§ Data entries for graphics
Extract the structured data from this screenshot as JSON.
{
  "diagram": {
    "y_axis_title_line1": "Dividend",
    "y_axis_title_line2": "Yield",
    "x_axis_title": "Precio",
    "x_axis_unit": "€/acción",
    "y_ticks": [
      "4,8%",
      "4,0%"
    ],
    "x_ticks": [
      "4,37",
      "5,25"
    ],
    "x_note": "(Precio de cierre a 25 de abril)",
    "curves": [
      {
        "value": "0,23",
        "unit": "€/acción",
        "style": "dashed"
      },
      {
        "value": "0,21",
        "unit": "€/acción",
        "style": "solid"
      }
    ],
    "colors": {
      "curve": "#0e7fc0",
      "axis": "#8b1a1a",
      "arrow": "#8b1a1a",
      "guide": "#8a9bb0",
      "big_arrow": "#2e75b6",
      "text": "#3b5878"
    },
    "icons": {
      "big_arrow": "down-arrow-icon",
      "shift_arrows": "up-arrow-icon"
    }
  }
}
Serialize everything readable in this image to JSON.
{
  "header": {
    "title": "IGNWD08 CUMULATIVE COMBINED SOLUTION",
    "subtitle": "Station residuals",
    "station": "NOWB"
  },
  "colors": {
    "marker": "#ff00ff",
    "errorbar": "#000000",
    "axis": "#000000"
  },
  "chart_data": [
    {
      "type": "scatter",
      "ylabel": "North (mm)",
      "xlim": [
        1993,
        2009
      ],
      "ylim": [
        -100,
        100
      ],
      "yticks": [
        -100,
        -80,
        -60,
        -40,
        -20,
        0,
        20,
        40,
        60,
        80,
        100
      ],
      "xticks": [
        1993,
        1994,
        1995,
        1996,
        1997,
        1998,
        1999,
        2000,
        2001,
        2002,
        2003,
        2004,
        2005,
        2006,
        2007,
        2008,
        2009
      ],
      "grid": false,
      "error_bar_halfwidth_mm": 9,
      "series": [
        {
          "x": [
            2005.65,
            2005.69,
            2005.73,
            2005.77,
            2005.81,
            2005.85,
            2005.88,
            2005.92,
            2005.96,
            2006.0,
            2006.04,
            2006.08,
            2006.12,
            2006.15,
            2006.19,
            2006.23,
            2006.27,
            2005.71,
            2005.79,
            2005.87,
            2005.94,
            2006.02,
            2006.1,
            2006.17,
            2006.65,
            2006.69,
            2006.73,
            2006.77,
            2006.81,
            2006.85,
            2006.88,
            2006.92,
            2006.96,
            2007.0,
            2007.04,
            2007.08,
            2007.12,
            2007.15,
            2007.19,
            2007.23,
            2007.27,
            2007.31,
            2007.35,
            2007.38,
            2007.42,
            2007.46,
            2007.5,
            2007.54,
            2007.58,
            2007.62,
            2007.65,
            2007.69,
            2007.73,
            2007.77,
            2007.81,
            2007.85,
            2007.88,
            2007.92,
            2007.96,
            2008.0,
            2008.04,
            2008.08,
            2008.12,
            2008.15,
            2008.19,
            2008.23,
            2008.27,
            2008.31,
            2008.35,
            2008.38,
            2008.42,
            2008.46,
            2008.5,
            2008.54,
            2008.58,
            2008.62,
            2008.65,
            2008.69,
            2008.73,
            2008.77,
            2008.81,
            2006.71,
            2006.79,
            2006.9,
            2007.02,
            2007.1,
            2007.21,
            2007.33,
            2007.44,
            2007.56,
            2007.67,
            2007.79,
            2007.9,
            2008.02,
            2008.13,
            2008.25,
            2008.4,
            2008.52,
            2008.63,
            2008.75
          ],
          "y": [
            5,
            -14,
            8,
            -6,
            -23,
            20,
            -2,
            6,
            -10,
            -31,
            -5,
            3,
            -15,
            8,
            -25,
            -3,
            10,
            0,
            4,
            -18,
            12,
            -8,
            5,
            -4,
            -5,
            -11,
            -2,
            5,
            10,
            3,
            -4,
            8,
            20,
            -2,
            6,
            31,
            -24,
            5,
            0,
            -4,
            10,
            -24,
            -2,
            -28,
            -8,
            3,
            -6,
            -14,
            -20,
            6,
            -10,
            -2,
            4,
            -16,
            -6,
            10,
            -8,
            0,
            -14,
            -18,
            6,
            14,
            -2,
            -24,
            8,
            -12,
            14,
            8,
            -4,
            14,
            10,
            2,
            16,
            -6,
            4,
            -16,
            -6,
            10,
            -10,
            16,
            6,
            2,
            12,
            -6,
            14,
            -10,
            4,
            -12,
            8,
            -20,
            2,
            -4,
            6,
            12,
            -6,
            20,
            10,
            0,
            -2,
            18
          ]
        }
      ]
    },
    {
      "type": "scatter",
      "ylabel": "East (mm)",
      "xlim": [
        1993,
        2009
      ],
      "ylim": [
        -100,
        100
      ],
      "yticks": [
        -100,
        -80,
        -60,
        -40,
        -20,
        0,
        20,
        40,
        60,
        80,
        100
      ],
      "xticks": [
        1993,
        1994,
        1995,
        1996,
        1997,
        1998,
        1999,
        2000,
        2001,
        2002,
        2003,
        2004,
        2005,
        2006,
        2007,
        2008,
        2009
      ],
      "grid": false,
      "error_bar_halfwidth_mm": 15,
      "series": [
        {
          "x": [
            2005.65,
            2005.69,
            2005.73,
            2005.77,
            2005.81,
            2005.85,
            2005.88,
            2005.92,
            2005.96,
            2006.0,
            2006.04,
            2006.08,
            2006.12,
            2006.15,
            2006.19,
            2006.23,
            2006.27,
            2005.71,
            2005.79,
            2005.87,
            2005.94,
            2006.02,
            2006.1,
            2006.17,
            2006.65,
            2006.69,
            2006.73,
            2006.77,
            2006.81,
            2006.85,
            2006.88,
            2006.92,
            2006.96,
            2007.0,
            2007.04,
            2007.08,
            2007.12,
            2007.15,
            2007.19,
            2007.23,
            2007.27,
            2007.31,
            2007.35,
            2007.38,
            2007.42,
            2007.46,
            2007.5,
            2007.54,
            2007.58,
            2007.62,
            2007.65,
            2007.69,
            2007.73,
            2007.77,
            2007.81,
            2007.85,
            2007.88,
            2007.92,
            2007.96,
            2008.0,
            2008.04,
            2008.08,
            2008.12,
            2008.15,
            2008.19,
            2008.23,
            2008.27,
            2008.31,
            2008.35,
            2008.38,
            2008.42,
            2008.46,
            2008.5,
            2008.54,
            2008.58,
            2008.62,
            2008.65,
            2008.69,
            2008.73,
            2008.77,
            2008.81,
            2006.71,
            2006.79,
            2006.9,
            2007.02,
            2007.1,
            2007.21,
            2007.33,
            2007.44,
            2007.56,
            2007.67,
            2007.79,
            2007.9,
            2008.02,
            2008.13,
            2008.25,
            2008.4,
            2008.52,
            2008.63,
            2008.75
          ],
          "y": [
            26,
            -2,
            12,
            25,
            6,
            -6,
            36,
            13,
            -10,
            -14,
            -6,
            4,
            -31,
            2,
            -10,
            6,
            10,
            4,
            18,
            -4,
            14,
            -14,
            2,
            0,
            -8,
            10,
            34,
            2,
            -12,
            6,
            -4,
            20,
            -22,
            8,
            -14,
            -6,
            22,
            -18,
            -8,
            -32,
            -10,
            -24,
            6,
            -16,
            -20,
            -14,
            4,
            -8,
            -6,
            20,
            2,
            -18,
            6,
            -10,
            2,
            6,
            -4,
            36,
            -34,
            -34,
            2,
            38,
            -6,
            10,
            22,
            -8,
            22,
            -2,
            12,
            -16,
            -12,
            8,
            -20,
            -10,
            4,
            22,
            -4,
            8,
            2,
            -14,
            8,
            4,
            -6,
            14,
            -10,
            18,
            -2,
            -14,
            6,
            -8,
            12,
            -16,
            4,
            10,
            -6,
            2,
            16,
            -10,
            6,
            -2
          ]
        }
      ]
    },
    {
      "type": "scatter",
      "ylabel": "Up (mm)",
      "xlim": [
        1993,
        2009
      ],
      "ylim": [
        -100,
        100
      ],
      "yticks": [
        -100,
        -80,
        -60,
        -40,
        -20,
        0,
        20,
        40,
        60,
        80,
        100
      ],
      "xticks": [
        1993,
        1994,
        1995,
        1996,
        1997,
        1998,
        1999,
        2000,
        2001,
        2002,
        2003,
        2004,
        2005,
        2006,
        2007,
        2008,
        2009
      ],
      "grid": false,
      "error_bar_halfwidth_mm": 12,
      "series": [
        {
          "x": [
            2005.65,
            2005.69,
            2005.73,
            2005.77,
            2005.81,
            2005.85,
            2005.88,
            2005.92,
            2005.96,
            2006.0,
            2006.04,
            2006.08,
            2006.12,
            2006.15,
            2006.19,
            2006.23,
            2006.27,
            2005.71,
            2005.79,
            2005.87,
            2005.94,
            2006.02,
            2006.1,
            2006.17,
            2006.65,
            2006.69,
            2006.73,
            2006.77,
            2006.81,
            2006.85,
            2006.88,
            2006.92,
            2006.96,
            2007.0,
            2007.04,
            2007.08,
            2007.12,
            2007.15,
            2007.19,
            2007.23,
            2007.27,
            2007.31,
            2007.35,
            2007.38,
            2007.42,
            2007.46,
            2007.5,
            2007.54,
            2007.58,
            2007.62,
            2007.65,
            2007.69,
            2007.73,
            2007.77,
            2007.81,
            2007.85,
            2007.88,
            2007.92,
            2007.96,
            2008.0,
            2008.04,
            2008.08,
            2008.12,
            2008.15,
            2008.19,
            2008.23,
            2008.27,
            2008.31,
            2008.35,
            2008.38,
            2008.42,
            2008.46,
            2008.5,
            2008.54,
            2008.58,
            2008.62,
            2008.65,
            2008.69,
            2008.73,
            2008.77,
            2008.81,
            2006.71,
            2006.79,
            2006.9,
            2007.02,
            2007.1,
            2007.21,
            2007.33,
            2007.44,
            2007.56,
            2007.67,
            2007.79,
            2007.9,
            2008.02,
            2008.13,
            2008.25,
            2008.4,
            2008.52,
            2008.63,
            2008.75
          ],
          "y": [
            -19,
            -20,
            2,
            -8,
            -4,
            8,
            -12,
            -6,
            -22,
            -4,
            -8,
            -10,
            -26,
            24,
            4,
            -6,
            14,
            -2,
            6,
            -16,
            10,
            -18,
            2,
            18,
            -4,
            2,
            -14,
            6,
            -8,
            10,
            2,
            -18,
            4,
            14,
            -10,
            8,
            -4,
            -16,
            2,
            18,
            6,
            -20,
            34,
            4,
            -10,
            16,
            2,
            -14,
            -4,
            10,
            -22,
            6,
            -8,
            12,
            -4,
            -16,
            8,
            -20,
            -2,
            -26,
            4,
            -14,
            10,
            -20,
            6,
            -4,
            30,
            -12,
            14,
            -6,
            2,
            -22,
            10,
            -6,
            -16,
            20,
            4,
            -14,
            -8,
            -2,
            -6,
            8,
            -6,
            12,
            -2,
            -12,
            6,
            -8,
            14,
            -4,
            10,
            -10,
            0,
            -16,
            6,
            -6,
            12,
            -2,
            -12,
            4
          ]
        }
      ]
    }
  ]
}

§ WHAT YOU WILL DO
Pick out each line in the material containing "JSON".

§ EXERCISE SOLUTION
Extract the structured data from this screenshot as JSON.
Serialize everything readable in this image to JSON.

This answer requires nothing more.